* [Problem to work on]:
Your task is to transcribe all of the data below exactly, omitting the images.

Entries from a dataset
::::

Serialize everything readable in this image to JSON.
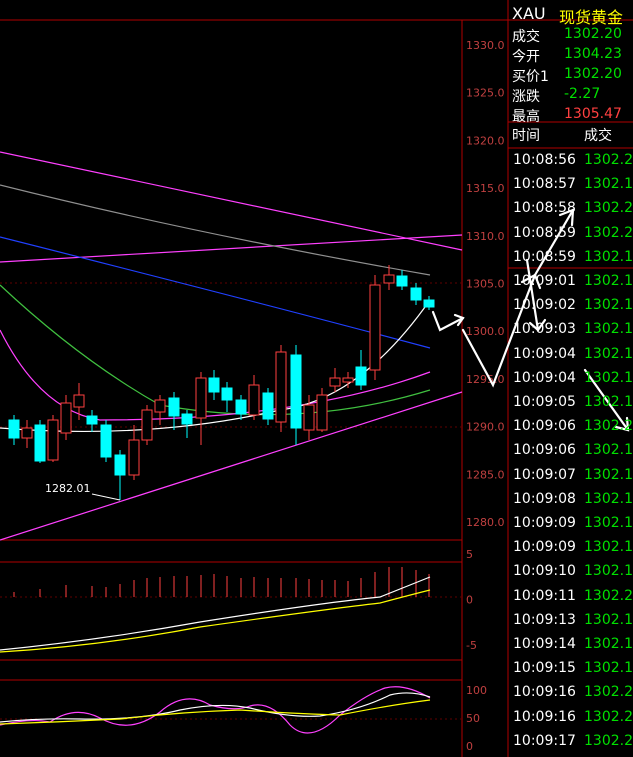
{
  "header": {
    "symbol": "XAU",
    "name": "现货黄金"
  },
  "quote": [
    {
      "label": "成交",
      "value": "1302.20",
      "color": "#00e000"
    },
    {
      "label": "今开",
      "value": "1304.23",
      "color": "#00e000"
    },
    {
      "label": "买价1",
      "value": "1302.20",
      "color": "#00e000"
    },
    {
      "label": "涨跌",
      "value": "-2.27",
      "color": "#00e000"
    },
    {
      "label": "最高",
      "value": "1305.47",
      "color": "#ff4040"
    }
  ],
  "ticks_header": {
    "time": "时间",
    "price": "成交"
  },
  "ticks": [
    {
      "time": "10:08:56",
      "price": "1302.2"
    },
    {
      "time": "10:08:57",
      "price": "1302.1"
    },
    {
      "time": "10:08:58",
      "price": "1302.2"
    },
    {
      "time": "10:08:59",
      "price": "1302.2"
    },
    {
      "time": "10:08:59",
      "price": "1302.1"
    },
    {
      "time": "10:09:01",
      "price": "1302.1"
    },
    {
      "time": "10:09:02",
      "price": "1302.1"
    },
    {
      "time": "10:09:03",
      "price": "1302.1"
    },
    {
      "time": "10:09:04",
      "price": "1302.1"
    },
    {
      "time": "10:09:04",
      "price": "1302.1"
    },
    {
      "time": "10:09:05",
      "price": "1302.1"
    },
    {
      "time": "10:09:06",
      "price": "1302.2"
    },
    {
      "time": "10:09:06",
      "price": "1302.1"
    },
    {
      "time": "10:09:07",
      "price": "1302.1"
    },
    {
      "time": "10:09:08",
      "price": "1302.1"
    },
    {
      "time": "10:09:09",
      "price": "1302.1"
    },
    {
      "time": "10:09:09",
      "price": "1302.1"
    },
    {
      "time": "10:09:10",
      "price": "1302.1"
    },
    {
      "time": "10:09:11",
      "price": "1302.2"
    },
    {
      "time": "10:09:13",
      "price": "1302.1"
    },
    {
      "time": "10:09:14",
      "price": "1302.1"
    },
    {
      "time": "10:09:15",
      "price": "1302.1"
    },
    {
      "time": "10:09:16",
      "price": "1302.2"
    },
    {
      "time": "10:09:16",
      "price": "1302.2"
    },
    {
      "time": "10:09:17",
      "price": "1302.2"
    }
  ],
  "price_axis": [
    "1330.0",
    "1325.0",
    "1320.0",
    "1315.0",
    "1310.0",
    "1305.0",
    "1300.0",
    "1295.0",
    "1290.0",
    "1285.0",
    "1280.0"
  ],
  "macd_axis": [
    "5",
    "0",
    "-5"
  ],
  "osc_axis": [
    "100",
    "50",
    "0"
  ],
  "low_label": "1282.01",
  "colors": {
    "up": "#ff4040",
    "down": "#00ffff",
    "frame": "#b00000",
    "text_axis": "#c04040"
  }
}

::::

* [Final answer]:
Serialize everything readable in this image to JSON.
{
  "header": {
    "symbol": "XAU",
    "name": "现货黄金"
  },
  "quote": [
    {
      "label": "成交",
      "value": "1302.20",
      "color": "#00e000"
    },
    {
      "label": "今开",
      "value": "1304.23",
      "color": "#00e000"
    },
    {
      "label": "买价1",
      "value": "1302.20",
      "color": "#00e000"
    },
    {
      "label": "涨跌",
      "value": "-2.27",
      "color": "#00e000"
    },
    {
      "label": "最高",
      "value": "1305.47",
      "color": "#ff4040"
    }
  ],
  "ticks_header": {
    "time": "时间",
    "price": "成交"
  },
  "ticks": [
    {
      "time": "10:08:56",
      "price": "1302.2"
    },
    {
      "time": "10:08:57",
      "price": "1302.1"
    },
    {
      "time": "10:08:58",
      "price": "1302.2"
    },
    {
      "time": "10:08:59",
      "price": "1302.2"
    },
    {
      "time": "10:08:59",
      "price": "1302.1"
    },
    {
      "time": "10:09:01",
      "price": "1302.1"
    },
    {
      "time": "10:09:02",
      "price": "1302.1"
    },
    {
      "time": "10:09:03",
      "price": "1302.1"
    },
    {
      "time": "10:09:04",
      "price": "1302.1"
    },
    {
      "time": "10:09:04",
      "price": "1302.1"
    },
    {
      "time": "10:09:05",
      "price": "1302.1"
    },
    {
      "time": "10:09:06",
      "price": "1302.2"
    },
    {
      "time": "10:09:06",
      "price": "1302.1"
    },
    {
      "time": "10:09:07",
      "price": "1302.1"
    },
    {
      "time": "10:09:08",
      "price": "1302.1"
    },
    {
      "time": "10:09:09",
      "price": "1302.1"
    },
    {
      "time": "10:09:09",
      "price": "1302.1"
    },
    {
      "time": "10:09:10",
      "price": "1302.1"
    },
    {
      "time": "10:09:11",
      "price": "1302.2"
    },
    {
      "time": "10:09:13",
      "price": "1302.1"
    },
    {
      "time": "10:09:14",
      "price": "1302.1"
    },
    {
      "time": "10:09:15",
      "price": "1302.1"
    },
    {
      "time": "10:09:16",
      "price": "1302.2"
    },
    {
      "time": "10:09:16",
      "price": "1302.2"
    },
    {
      "time": "10:09:17",
      "price": "1302.2"
    }
  ],
  "price_axis": [
    "1330.0",
    "1325.0",
    "1320.0",
    "1315.0",
    "1310.0",
    "1305.0",
    "1300.0",
    "1295.0",
    "1290.0",
    "1285.0",
    "1280.0"
  ],
  "macd_axis": [
    "5",
    "0",
    "-5"
  ],
  "osc_axis": [
    "100",
    "50",
    "0"
  ],
  "low_label": "1282.01",
  "colors": {
    "up": "#ff4040",
    "down": "#00ffff",
    "frame": "#b00000",
    "text_axis": "#c04040"
  }
}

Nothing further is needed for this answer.